* Given instruction: Output the passage of the forum thread below from "Petty much just" to "I attack her.", copied word for word.

* Text provided:
§ §

# Taken



## tracyishere (Dec 2, 2012)

Tell me your fool proof methods of initiation. What is it about a man/woman that'll make you weak? What is it he/she can do to make you lose control? 

I want to know. I want to learn. I want to do. Please share.


----------



## sandc (Dec 15, 2011)

*Re: Re: Taken*



tracyishere said:


> What is it he/she can do to make you lose control?
> 
> I want to know. I want to learn. I want to do. Please share.


Petty much just show up and I'm happy.

Caramel will innocently kiss and lick me and then just give me this innocent "who me?" look. Then it's on, I attack her.

She likes it when I walk in with that "resistance is futile" look and just take her.

And we don't stop until everyone "wins".


----------



## Holland (Aug 20, 2012)

I sit across his lap on the couch and kiss him passionately, never fails. 

As for him, well I have never/would never say no when he takes my hand and leads me to the bedroom, no talking needed. Other times he will pick me up and carry me to the bedroom and throw me on the bed.

Mostly our initiating just happens, we kiss passionately a lot, have sex daily and just seem to be in sync so no real need for much initiating, it just happens.


----------



## MrDarkDream (Jan 12, 2013)

For me would be lingerie or costume, put on some sexy and I won't say no. As for her? who knows, I finally got tired of asking as I've never received an answer.


----------



## ntamph (Apr 23, 2013)

On Friday my new girlfriend wanted to see my house. 

I picked her up and she seemed kind of distant or distracted on the drive over to my place.

As soon as we got in she just grabbed me and start making out. No words, very direct. In a few seconds we were naked and things got very intense.

She was just so aggressive in such an amazing way. She was a little embarrassed later but I definitely enjoyed it.

The direct way is always the best way for a man.


----------



## CalBanker (Oct 8, 2013)

I wish I knew the fool proof method.....8 years in and still trying to find that method. Oh well, just keep trying!


----------



## samyeagar (May 14, 2012)

Holland said:


> I sit across his lap on the couch and kiss him passionately, never fails.
> 
> As for him, well I have never/would never say no when he takes my hand and leads me to the bedroom, no talking needed. Other times he will pick me up and carry me to the bedroom and throw me on the bed.
> 
> Mostly our initiating just happens, we kiss passionately a lot, have sex daily and just seem to be in sync so no real need for much initiating, it just happens.


This is how my STBW and I are. Sometimes the initiation is a bit more agressive, but we are both pretty much ready to go all the time so it doesn't really take anything at all to get it going.

Just yesterday, I had a court date related to my divorce, and my STBW went with. She had a long black skirt, fishnets and boot underneath. On the way home, we stopped for a bathroom break, and when we got back into the car, she pulled her panties out of her pocket and put them in her purse...it was on. She really likes the fingering while driving, and frankly, so do I  Got her off twice before we got home, then hit it when we walked through the door. A couple of hours later, I had an errand to run, and she said if I hurried, we could get one more in before DD got home from school. Got that one in, and then when we were getting ready for bed, we started kissing, and got our normal before bed one in too.

§ §

* Data supplied:
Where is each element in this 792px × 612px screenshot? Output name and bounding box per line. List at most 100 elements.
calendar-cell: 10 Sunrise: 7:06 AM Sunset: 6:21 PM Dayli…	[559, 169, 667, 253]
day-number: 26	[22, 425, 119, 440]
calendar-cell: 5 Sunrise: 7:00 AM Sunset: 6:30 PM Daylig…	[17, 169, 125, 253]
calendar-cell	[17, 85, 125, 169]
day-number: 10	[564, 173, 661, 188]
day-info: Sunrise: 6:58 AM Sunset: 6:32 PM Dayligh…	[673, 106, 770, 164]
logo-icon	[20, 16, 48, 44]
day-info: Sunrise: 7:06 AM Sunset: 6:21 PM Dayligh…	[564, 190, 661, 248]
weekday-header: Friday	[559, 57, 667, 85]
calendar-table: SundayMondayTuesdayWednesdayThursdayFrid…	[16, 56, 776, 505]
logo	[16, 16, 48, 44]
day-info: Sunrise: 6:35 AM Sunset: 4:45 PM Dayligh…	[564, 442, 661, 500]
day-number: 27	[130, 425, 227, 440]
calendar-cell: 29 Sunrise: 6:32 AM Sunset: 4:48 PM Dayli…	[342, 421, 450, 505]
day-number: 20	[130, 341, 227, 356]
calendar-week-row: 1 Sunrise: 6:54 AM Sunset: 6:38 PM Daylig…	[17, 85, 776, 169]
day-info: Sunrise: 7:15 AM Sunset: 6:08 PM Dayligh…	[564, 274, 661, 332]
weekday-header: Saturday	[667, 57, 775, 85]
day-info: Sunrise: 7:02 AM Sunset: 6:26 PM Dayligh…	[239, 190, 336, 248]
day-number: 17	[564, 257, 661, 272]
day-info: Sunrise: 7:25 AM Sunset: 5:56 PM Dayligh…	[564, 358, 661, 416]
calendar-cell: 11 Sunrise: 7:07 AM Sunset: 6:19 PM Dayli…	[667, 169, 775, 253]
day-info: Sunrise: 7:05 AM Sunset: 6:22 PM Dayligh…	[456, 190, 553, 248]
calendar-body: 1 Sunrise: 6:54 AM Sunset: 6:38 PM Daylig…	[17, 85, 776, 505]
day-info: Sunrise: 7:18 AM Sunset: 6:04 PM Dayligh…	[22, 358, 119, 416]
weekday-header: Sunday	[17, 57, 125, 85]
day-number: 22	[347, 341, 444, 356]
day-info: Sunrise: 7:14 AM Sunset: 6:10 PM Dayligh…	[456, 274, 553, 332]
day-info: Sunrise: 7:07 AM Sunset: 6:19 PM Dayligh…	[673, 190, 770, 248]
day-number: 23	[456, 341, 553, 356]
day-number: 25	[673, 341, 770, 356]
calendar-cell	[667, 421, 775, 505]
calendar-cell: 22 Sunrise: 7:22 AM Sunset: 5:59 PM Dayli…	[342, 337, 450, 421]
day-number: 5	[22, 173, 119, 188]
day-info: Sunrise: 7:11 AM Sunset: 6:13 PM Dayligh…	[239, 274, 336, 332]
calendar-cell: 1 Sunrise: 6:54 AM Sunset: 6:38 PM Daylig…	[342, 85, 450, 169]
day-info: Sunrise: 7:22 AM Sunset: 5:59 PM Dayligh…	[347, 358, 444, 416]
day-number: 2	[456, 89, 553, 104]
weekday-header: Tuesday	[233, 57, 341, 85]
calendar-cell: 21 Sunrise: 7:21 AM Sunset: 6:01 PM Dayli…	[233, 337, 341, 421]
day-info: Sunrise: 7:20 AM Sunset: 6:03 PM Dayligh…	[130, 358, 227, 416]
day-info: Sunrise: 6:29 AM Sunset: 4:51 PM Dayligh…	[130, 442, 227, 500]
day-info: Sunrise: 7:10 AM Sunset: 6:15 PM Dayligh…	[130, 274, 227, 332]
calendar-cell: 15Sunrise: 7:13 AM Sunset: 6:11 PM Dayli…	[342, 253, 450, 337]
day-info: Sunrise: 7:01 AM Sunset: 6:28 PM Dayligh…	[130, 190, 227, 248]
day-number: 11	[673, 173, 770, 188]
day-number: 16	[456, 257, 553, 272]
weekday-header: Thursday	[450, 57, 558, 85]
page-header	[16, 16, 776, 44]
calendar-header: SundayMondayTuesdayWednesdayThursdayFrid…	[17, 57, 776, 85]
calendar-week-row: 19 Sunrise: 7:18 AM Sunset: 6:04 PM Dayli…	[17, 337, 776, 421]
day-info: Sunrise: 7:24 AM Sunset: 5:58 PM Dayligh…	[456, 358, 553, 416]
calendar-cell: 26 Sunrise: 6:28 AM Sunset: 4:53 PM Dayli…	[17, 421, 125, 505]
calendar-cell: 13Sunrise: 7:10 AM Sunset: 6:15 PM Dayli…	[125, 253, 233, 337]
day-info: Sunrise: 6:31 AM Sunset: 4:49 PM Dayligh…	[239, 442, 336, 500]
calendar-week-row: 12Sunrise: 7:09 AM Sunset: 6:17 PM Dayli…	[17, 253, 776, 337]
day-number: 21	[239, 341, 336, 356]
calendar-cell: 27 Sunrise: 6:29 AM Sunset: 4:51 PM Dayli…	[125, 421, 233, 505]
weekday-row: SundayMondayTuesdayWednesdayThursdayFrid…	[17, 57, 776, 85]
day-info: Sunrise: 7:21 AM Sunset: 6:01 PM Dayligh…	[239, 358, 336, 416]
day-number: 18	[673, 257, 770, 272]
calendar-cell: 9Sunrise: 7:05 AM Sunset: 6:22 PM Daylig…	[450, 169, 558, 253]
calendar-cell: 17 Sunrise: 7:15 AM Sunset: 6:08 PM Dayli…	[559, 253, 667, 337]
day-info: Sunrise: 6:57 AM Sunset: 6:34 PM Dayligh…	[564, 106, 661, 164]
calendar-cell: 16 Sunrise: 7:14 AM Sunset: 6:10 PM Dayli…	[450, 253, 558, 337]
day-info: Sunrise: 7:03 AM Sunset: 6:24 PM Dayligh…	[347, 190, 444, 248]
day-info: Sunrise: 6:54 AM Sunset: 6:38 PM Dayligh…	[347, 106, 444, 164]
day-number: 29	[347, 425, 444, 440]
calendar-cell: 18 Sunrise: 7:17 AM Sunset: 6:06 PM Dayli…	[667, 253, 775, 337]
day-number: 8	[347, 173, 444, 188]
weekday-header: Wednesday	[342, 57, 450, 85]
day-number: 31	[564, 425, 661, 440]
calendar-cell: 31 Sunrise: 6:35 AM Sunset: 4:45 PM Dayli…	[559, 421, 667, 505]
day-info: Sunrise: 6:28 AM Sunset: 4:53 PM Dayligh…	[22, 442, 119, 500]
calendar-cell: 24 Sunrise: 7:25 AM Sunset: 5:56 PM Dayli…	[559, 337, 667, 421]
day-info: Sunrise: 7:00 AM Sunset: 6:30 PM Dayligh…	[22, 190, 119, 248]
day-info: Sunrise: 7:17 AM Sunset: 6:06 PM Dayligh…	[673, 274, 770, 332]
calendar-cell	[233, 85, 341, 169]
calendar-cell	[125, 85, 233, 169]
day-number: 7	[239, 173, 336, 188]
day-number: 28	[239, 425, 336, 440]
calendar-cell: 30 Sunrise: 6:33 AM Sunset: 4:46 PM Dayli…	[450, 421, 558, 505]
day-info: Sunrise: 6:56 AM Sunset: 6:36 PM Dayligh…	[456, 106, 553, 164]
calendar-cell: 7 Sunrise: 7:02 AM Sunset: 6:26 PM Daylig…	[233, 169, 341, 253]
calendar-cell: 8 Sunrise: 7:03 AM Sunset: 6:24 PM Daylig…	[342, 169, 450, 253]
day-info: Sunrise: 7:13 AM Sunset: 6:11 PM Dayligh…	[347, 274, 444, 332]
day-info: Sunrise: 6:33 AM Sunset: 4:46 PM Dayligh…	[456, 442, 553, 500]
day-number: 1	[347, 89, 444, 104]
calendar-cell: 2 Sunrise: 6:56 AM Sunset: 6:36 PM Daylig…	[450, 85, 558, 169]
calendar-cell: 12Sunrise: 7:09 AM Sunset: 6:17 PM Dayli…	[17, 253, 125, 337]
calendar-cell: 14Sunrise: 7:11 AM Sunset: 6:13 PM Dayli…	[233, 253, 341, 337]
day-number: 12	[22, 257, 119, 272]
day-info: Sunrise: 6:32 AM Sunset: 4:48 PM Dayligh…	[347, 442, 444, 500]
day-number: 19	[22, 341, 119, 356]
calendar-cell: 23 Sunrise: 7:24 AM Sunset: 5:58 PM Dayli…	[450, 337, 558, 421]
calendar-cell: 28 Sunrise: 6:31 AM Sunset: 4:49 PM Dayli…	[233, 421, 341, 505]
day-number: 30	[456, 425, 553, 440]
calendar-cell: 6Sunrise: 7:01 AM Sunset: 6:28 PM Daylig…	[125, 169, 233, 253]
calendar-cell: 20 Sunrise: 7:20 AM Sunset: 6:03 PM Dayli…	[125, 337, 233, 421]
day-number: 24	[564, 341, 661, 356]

§ §

* Task solution:
Petty much just show up and I'm happy.

Caramel will innocently kiss and lick me and then just give me this innocent "who me?" look. Then it's on, I attack her.